**Given problem**
All lines below must be repeated exactly, with the pictures omitted.

— start of Given information —

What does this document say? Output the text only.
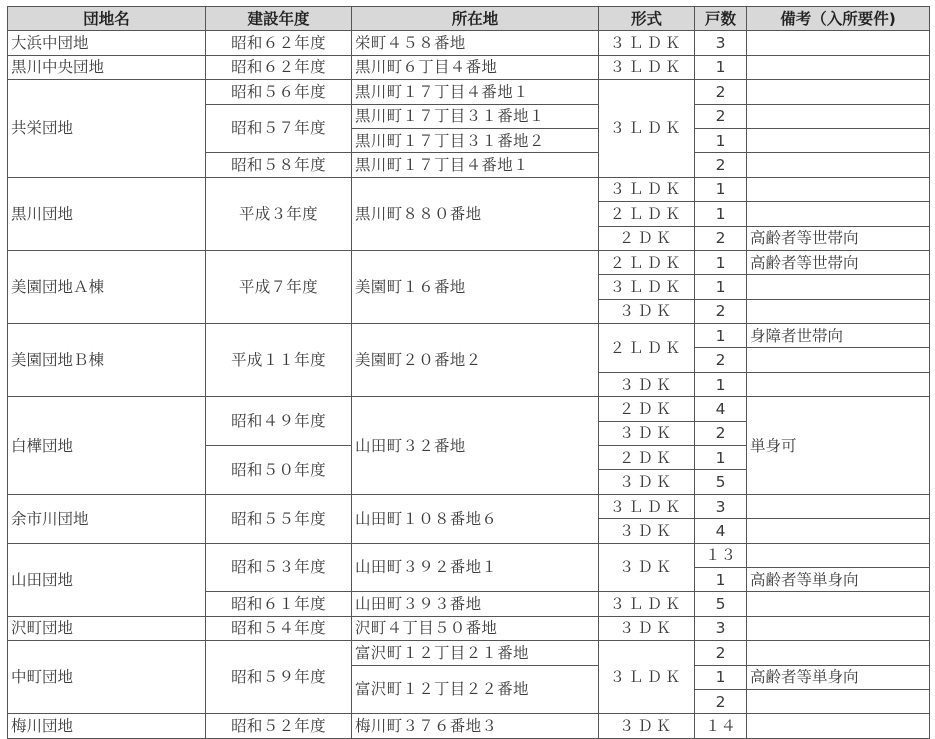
団地名	建設年度	所在地	形式	戸数	備考（入所要件)
大浜中団地	昭和６２年度	栄町４５８番地	３ＬＤＫ	3	
黒川中央団地	昭和６２年度	黒川町６丁目４番地	３ＬＤＫ	1	
共栄団地	昭和５６年度	黒川町１７丁目４番地１	３ＬＤＫ	2	
	昭和５７年度	黒川町１７丁目３１番地１		2	
		黒川町１７丁目３１番地２		1	
	昭和５８年度	黒川町１７丁目４番地１		2	
黒川団地	平成３年度	黒川町８８０番地	３ＬＤＫ	1	
			２ＬＤＫ	1	
			２ＤＫ	2	高齢者等世帯向
美園団地Ａ棟	平成７年度	美園町１６番地	２ＬＤＫ	1	高齢者等世帯向
			３ＬＤＫ	1	
			３ＤＫ	2	
美園団地Ｂ棟	平成１１年度	美園町２０番地２	２ＬＤＫ	1	身障者世帯向
				2	
			３ＤＫ	1	
白樺団地	昭和４９年度	山田町３２番地	２ＤＫ	4	単身可
			３ＤＫ	2	
	昭和５０年度		２ＤＫ	1	
			３ＤＫ	5	
余市川団地	昭和５５年度	山田町１０８番地６	３ＬＤＫ	3	
			３ＤＫ	4	
山田団地	昭和５３年度	山田町３９２番地１	３ＤＫ	１３	
				1	高齢者等単身向
	昭和６１年度	山田町３９３番地	３ＬＤＫ	5	
沢町団地	昭和５４年度	沢町４丁目５０番地	３ＤＫ	3	
中町団地	昭和５９年度	富沢町１２丁目２１番地	３ＬＤＫ	2	
		富沢町１２丁目２２番地		1	高齢者等単身向
				2	
梅川団地	昭和５２年度	梅川町３７６番地３	３ＤＫ	１４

— end of Given information —

**Result for this exercise**
What does this document say? Output the text only.
団地名	建設年度	所在地	形式	戸数	備考（入所要件)
大浜中団地	昭和６２年度	栄町４５８番地	３ＬＤＫ	3	
黒川中央団地	昭和６２年度	黒川町６丁目４番地	３ＬＤＫ	1	
共栄団地	昭和５６年度	黒川町１７丁目４番地１	３ＬＤＫ	2	
	昭和５７年度	黒川町１７丁目３１番地１		2	
		黒川町１７丁目３１番地２		1	
	昭和５８年度	黒川町１７丁目４番地１		2	
黒川団地	平成３年度	黒川町８８０番地	３ＬＤＫ	1	
			２ＬＤＫ	1	
			２ＤＫ	2	高齢者等世帯向
美園団地Ａ棟	平成７年度	美園町１６番地	２ＬＤＫ	1	高齢者等世帯向
			３ＬＤＫ	1	
			３ＤＫ	2	
美園団地Ｂ棟	平成１１年度	美園町２０番地２	２ＬＤＫ	1	身障者世帯向
				2	
			３ＤＫ	1	
白樺団地	昭和４９年度	山田町３２番地	２ＤＫ	4	単身可
			３ＤＫ	2	
	昭和５０年度		２ＤＫ	1	
			３ＤＫ	5	
余市川団地	昭和５５年度	山田町１０８番地６	３ＬＤＫ	3	
			３ＤＫ	4	
山田団地	昭和５３年度	山田町３９２番地１	３ＤＫ	１３	
				1	高齢者等単身向
	昭和６１年度	山田町３９３番地	３ＬＤＫ	5	
沢町団地	昭和５４年度	沢町４丁目５０番地	３ＤＫ	3	
中町団地	昭和５９年度	富沢町１２丁目２１番地	３ＬＤＫ	2	
		富沢町１２丁目２２番地		1	高齢者等単身向
				2	
梅川団地	昭和５２年度	梅川町３７６番地３	３ＤＫ	１４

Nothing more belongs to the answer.